--- Written task ---
Answer with one number only: the number of lines that include the word "中标候选人第".

--- Dataset records ---
==============================
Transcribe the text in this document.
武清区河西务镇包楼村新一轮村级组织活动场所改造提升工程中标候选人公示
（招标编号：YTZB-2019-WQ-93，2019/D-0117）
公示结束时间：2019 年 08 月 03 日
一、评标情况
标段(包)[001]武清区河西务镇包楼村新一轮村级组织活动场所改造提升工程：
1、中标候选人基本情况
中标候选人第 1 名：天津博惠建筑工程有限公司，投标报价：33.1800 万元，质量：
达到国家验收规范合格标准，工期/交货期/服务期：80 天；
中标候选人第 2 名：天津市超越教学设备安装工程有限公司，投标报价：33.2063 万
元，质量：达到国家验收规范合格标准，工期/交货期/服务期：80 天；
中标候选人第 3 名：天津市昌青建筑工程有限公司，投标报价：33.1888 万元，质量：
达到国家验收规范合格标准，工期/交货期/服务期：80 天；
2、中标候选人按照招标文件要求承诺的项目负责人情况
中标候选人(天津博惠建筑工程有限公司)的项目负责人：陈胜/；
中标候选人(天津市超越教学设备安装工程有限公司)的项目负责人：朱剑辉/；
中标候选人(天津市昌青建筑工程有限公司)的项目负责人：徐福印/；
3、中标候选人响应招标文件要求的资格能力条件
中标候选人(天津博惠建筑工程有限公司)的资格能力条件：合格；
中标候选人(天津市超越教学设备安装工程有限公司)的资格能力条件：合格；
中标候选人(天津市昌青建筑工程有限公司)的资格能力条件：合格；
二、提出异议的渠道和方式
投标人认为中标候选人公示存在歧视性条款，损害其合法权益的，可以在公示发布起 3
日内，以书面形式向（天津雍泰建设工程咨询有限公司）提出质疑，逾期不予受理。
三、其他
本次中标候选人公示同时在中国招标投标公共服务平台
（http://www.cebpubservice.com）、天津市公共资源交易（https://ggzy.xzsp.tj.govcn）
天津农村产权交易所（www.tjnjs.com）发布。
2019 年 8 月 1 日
==============================
--- Exercise result ---
3